### [TASK INSTRUCTIONS]
Are you able to quote each entry exactly as written?

>> Begin MATERIAL

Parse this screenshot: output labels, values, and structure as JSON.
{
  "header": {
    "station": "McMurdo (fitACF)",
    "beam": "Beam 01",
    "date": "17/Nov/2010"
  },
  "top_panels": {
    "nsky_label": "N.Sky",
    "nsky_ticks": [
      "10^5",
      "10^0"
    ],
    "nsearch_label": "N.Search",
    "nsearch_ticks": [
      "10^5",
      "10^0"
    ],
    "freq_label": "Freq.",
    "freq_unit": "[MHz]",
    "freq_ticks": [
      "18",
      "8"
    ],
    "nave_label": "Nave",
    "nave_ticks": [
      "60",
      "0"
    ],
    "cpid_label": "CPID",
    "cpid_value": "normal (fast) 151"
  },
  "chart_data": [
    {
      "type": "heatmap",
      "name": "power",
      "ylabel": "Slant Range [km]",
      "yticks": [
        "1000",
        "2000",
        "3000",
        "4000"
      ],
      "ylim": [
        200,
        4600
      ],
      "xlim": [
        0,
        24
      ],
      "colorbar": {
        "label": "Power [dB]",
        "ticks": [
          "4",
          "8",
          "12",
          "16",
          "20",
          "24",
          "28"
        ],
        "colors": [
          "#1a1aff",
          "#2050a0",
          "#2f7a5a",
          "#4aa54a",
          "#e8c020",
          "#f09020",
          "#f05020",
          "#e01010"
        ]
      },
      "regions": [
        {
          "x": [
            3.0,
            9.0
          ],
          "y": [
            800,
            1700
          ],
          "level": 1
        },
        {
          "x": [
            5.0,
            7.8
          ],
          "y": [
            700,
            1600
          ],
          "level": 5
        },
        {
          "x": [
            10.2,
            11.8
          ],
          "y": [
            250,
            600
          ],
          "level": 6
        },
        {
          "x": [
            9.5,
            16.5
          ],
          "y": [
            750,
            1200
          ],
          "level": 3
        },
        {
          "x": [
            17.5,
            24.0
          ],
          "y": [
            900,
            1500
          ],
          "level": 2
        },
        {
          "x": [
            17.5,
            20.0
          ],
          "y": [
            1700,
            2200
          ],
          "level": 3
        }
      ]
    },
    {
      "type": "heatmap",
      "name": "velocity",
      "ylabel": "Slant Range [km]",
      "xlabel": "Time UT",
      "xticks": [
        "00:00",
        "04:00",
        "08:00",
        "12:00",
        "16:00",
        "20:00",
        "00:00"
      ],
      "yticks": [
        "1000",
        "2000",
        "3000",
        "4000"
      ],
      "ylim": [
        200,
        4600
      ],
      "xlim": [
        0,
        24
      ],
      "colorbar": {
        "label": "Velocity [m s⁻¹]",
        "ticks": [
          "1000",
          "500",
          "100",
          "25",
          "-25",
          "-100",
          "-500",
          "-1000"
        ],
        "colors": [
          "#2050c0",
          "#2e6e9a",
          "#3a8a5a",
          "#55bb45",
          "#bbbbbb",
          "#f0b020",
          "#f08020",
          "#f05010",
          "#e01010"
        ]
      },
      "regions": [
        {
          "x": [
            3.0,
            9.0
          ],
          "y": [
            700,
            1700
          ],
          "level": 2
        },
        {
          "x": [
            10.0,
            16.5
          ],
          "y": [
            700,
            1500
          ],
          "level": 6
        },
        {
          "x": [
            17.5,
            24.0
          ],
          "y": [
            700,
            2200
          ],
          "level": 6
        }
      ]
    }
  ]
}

>> End MATERIAL

### [SOLVED PROBLEM]
Parse this screenshot: output labels, values, and structure as JSON.
{
  "header": {
    "station": "McMurdo (fitACF)",
    "beam": "Beam 01",
    "date": "17/Nov/2010"
  },
  "top_panels": {
    "nsky_label": "N.Sky",
    "nsky_ticks": [
      "10^5",
      "10^0"
    ],
    "nsearch_label": "N.Search",
    "nsearch_ticks": [
      "10^5",
      "10^0"
    ],
    "freq_label": "Freq.",
    "freq_unit": "[MHz]",
    "freq_ticks": [
      "18",
      "8"
    ],
    "nave_label": "Nave",
    "nave_ticks": [
      "60",
      "0"
    ],
    "cpid_label": "CPID",
    "cpid_value": "normal (fast) 151"
  },
  "chart_data": [
    {
      "type": "heatmap",
      "name": "power",
      "ylabel": "Slant Range [km]",
      "yticks": [
        "1000",
        "2000",
        "3000",
        "4000"
      ],
      "ylim": [
        200,
        4600
      ],
      "xlim": [
        0,
        24
      ],
      "colorbar": {
        "label": "Power [dB]",
        "ticks": [
          "4",
          "8",
          "12",
          "16",
          "20",
          "24",
          "28"
        ],
        "colors": [
          "#1a1aff",
          "#2050a0",
          "#2f7a5a",
          "#4aa54a",
          "#e8c020",
          "#f09020",
          "#f05020",
          "#e01010"
        ]
      },
      "regions": [
        {
          "x": [
            3.0,
            9.0
          ],
          "y": [
            800,
            1700
          ],
          "level": 1
        },
        {
          "x": [
            5.0,
            7.8
          ],
          "y": [
            700,
            1600
          ],
          "level": 5
        },
        {
          "x": [
            10.2,
            11.8
          ],
          "y": [
            250,
            600
          ],
          "level": 6
        },
        {
          "x": [
            9.5,
            16.5
          ],
          "y": [
            750,
            1200
          ],
          "level": 3
        },
        {
          "x": [
            17.5,
            24.0
          ],
          "y": [
            900,
            1500
          ],
          "level": 2
        },
        {
          "x": [
            17.5,
            20.0
          ],
          "y": [
            1700,
            2200
          ],
          "level": 3
        }
      ]
    },
    {
      "type": "heatmap",
      "name": "velocity",
      "ylabel": "Slant Range [km]",
      "xlabel": "Time UT",
      "xticks": [
        "00:00",
        "04:00",
        "08:00",
        "12:00",
        "16:00",
        "20:00",
        "00:00"
      ],
      "yticks": [
        "1000",
        "2000",
        "3000",
        "4000"
      ],
      "ylim": [
        200,
        4600
      ],
      "xlim": [
        0,
        24
      ],
      "colorbar": {
        "label": "Velocity [m s⁻¹]",
        "ticks": [
          "1000",
          "500",
          "100",
          "25",
          "-25",
          "-100",
          "-500",
          "-1000"
        ],
        "colors": [
          "#2050c0",
          "#2e6e9a",
          "#3a8a5a",
          "#55bb45",
          "#bbbbbb",
          "#f0b020",
          "#f08020",
          "#f05010",
          "#e01010"
        ]
      },
      "regions": [
        {
          "x": [
            3.0,
            9.0
          ],
          "y": [
            700,
            1700
          ],
          "level": 2
        },
        {
          "x": [
            10.0,
            16.5
          ],
          "y": [
            700,
            1500
          ],
          "level": 6
        },
        {
          "x": [
            17.5,
            24.0
          ],
          "y": [
            700,
            2200
          ],
          "level": 6
        }
      ]
    }
  ]
}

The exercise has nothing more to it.